>> Start RECORDS
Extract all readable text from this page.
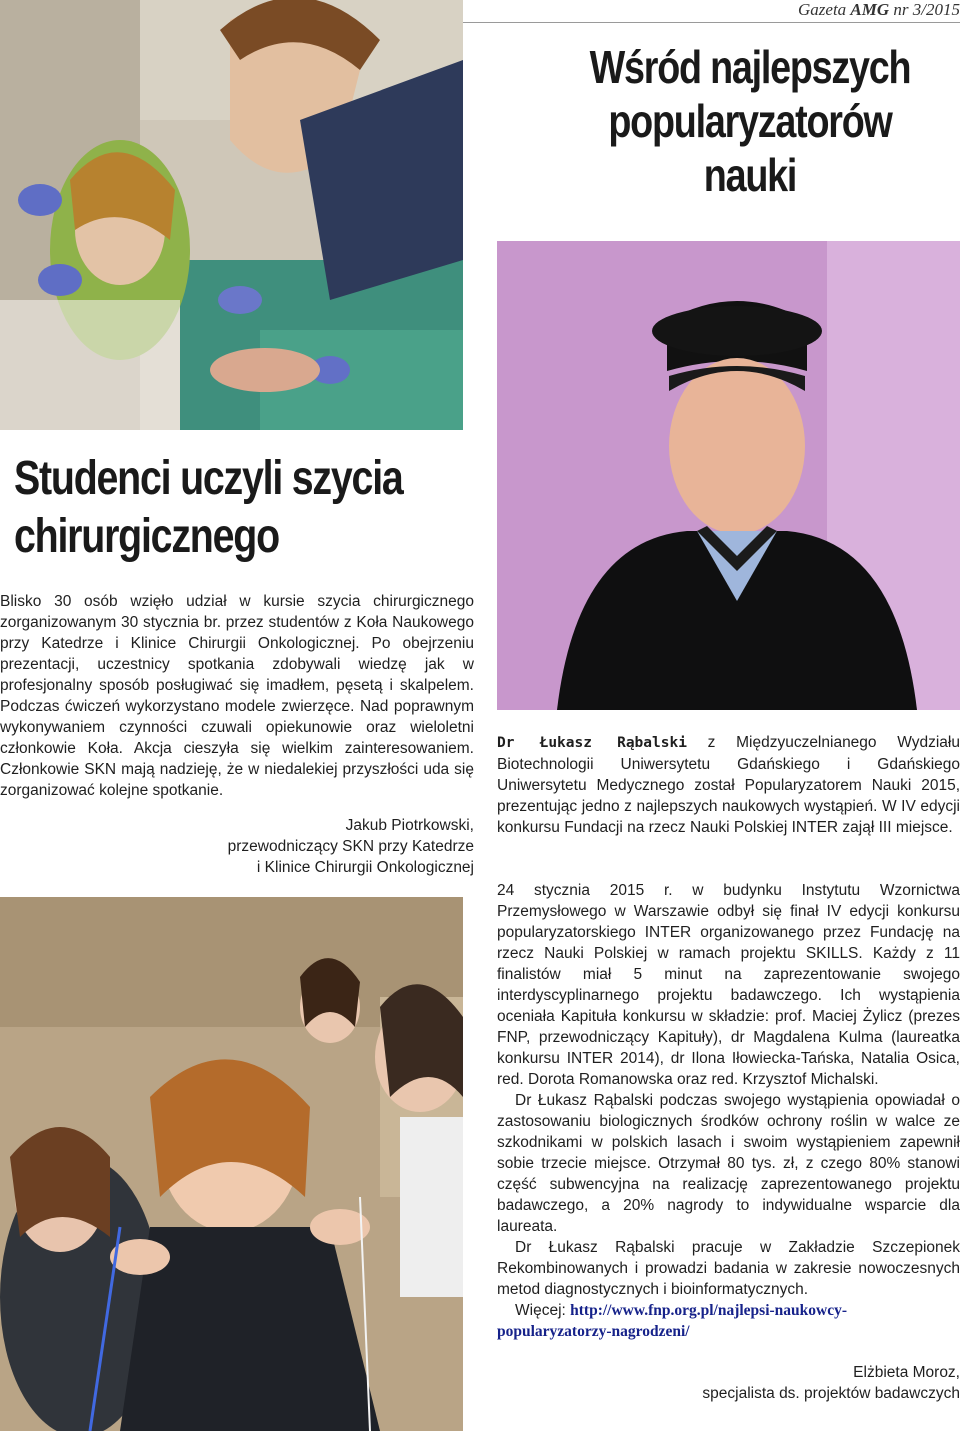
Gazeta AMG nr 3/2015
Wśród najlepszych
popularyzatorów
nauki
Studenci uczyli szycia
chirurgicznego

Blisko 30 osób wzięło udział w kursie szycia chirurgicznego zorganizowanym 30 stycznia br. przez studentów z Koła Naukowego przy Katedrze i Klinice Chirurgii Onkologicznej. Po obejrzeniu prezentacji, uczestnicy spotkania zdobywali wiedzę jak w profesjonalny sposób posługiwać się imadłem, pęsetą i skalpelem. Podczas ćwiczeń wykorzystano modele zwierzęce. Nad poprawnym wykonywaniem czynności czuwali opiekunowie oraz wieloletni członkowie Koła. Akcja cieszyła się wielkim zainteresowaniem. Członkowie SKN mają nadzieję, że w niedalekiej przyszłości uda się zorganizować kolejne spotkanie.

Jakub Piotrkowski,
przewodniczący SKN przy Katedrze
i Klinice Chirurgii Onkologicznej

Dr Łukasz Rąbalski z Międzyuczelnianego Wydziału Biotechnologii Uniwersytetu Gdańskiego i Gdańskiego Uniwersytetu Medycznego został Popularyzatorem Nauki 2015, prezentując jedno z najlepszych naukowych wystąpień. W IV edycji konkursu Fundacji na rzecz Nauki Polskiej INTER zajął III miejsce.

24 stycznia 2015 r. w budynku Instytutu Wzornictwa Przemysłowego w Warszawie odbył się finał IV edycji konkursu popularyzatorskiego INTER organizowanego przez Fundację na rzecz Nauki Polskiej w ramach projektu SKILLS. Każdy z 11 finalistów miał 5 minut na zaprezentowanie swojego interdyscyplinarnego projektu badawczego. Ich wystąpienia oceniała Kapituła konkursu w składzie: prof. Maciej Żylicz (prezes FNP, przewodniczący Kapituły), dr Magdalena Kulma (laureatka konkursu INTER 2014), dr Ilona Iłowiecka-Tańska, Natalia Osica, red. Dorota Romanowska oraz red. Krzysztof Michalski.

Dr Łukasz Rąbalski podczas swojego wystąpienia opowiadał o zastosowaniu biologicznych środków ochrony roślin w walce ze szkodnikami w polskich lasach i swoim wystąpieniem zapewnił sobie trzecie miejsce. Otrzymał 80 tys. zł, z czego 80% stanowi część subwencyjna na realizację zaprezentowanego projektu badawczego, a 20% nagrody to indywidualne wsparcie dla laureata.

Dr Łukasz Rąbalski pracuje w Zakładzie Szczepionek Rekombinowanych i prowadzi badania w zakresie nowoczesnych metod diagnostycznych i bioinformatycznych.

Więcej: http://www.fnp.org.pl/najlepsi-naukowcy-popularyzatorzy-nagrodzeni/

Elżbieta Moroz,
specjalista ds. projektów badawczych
>> End RECORDS
* EXERCISE
Print the complete listing exactly, apart from any pictures.

* WRITTEN SOLUTION
Extract all readable text from this page.
Gazeta AMG nr 3/2015
Wśród najlepszych
popularyzatorów
nauki
Studenci uczyli szycia
chirurgicznego

Blisko 30 osób wzięło udział w kursie szycia chirurgicznego zorganizowanym 30 stycznia br. przez studentów z Koła Naukowego przy Katedrze i Klinice Chirurgii Onkologicznej. Po obejrzeniu prezentacji, uczestnicy spotkania zdobywali wiedzę jak w profesjonalny sposób posługiwać się imadłem, pęsetą i skalpelem. Podczas ćwiczeń wykorzystano modele zwierzęce. Nad poprawnym wykonywaniem czynności czuwali opiekunowie oraz wieloletni członkowie Koła. Akcja cieszyła się wielkim zainteresowaniem. Członkowie SKN mają nadzieję, że w niedalekiej przyszłości uda się zorganizować kolejne spotkanie.

Jakub Piotrkowski,
przewodniczący SKN przy Katedrze
i Klinice Chirurgii Onkologicznej

Dr Łukasz Rąbalski z Międzyuczelnianego Wydziału Biotechnologii Uniwersytetu Gdańskiego i Gdańskiego Uniwersytetu Medycznego został Popularyzatorem Nauki 2015, prezentując jedno z najlepszych naukowych wystąpień. W IV edycji konkursu Fundacji na rzecz Nauki Polskiej INTER zajął III miejsce.

24 stycznia 2015 r. w budynku Instytutu Wzornictwa Przemysłowego w Warszawie odbył się finał IV edycji konkursu popularyzatorskiego INTER organizowanego przez Fundację na rzecz Nauki Polskiej w ramach projektu SKILLS. Każdy z 11 finalistów miał 5 minut na zaprezentowanie swojego interdyscyplinarnego projektu badawczego. Ich wystąpienia oceniała Kapituła konkursu w składzie: prof. Maciej Żylicz (prezes FNP, przewodniczący Kapituły), dr Magdalena Kulma (laureatka konkursu INTER 2014), dr Ilona Iłowiecka-Tańska, Natalia Osica, red. Dorota Romanowska oraz red. Krzysztof Michalski.

Dr Łukasz Rąbalski podczas swojego wystąpienia opowiadał o zastosowaniu biologicznych środków ochrony roślin w walce ze szkodnikami w polskich lasach i swoim wystąpieniem zapewnił sobie trzecie miejsce. Otrzymał 80 tys. zł, z czego 80% stanowi część subwencyjna na realizację zaprezentowanego projektu badawczego, a 20% nagrody to indywidualne wsparcie dla laureata.

Dr Łukasz Rąbalski pracuje w Zakładzie Szczepionek Rekombinowanych i prowadzi badania w zakresie nowoczesnych metod diagnostycznych i bioinformatycznych.

Więcej: http://www.fnp.org.pl/najlepsi-naukowcy-popularyzatorzy-nagrodzeni/

Elżbieta Moroz,
specjalista ds. projektów badawczych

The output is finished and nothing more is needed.